• **TASK GOAL**
Go through the listing and return every line with "data" in it.
________________________
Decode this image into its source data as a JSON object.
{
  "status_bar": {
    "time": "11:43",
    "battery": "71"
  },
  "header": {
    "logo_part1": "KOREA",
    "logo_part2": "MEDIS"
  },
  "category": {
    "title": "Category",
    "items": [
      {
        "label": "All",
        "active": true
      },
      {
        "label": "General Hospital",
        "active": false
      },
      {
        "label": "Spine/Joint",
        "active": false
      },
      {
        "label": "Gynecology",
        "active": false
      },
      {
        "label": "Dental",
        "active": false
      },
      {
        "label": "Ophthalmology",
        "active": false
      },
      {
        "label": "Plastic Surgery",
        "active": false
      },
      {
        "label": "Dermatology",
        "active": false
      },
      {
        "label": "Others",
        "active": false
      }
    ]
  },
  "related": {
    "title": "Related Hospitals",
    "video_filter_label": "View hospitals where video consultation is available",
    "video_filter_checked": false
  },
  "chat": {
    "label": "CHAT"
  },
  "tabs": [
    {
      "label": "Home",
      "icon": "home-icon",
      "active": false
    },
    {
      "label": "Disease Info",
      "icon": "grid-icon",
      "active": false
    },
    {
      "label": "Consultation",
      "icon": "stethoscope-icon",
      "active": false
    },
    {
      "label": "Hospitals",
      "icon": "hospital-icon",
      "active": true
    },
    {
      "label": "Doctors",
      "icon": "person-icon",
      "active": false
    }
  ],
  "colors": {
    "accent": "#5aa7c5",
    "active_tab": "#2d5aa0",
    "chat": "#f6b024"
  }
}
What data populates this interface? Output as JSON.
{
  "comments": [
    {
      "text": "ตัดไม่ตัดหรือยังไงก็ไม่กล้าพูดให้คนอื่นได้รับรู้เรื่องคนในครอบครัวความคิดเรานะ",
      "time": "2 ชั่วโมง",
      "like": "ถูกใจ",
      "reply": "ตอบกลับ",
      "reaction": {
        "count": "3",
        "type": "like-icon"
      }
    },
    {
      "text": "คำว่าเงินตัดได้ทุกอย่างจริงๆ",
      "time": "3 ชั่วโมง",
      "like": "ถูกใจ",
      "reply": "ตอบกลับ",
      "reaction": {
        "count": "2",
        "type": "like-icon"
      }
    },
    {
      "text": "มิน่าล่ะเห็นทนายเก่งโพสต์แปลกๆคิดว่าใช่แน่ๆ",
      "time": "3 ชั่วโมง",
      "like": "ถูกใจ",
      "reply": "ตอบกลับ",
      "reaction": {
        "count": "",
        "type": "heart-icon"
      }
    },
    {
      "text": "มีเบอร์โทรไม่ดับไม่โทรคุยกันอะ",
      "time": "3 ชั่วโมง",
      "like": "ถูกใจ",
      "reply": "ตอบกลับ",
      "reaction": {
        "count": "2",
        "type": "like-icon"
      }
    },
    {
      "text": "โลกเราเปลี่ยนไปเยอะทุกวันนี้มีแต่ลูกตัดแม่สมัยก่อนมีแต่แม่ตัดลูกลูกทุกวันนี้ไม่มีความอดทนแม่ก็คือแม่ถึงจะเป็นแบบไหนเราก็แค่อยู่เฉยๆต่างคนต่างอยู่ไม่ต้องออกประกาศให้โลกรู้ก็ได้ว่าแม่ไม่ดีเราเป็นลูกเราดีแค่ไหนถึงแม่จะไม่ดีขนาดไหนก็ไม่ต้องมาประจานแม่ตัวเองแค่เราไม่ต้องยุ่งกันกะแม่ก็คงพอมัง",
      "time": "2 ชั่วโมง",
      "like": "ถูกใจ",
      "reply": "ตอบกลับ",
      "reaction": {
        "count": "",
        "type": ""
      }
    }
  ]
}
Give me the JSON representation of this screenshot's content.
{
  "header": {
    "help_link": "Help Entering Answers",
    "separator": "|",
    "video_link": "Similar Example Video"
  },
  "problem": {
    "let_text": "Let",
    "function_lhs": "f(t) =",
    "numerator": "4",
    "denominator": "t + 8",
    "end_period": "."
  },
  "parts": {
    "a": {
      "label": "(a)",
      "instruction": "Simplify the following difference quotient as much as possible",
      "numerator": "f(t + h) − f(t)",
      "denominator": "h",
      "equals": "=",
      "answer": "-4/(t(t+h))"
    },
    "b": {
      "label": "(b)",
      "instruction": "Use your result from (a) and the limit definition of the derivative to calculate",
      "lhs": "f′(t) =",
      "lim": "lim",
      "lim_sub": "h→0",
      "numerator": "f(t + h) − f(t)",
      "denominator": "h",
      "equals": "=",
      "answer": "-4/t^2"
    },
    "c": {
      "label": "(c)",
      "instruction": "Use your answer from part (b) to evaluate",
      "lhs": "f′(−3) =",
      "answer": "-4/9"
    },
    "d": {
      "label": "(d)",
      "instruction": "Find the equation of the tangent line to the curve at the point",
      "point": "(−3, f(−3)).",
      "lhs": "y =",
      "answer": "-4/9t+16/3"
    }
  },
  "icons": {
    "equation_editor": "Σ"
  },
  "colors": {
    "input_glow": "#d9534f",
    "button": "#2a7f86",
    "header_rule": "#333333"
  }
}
________________________
• **FULL SOLUTION**
Decode this image into its source data as a JSON object.
What data populates this interface? Output as JSON.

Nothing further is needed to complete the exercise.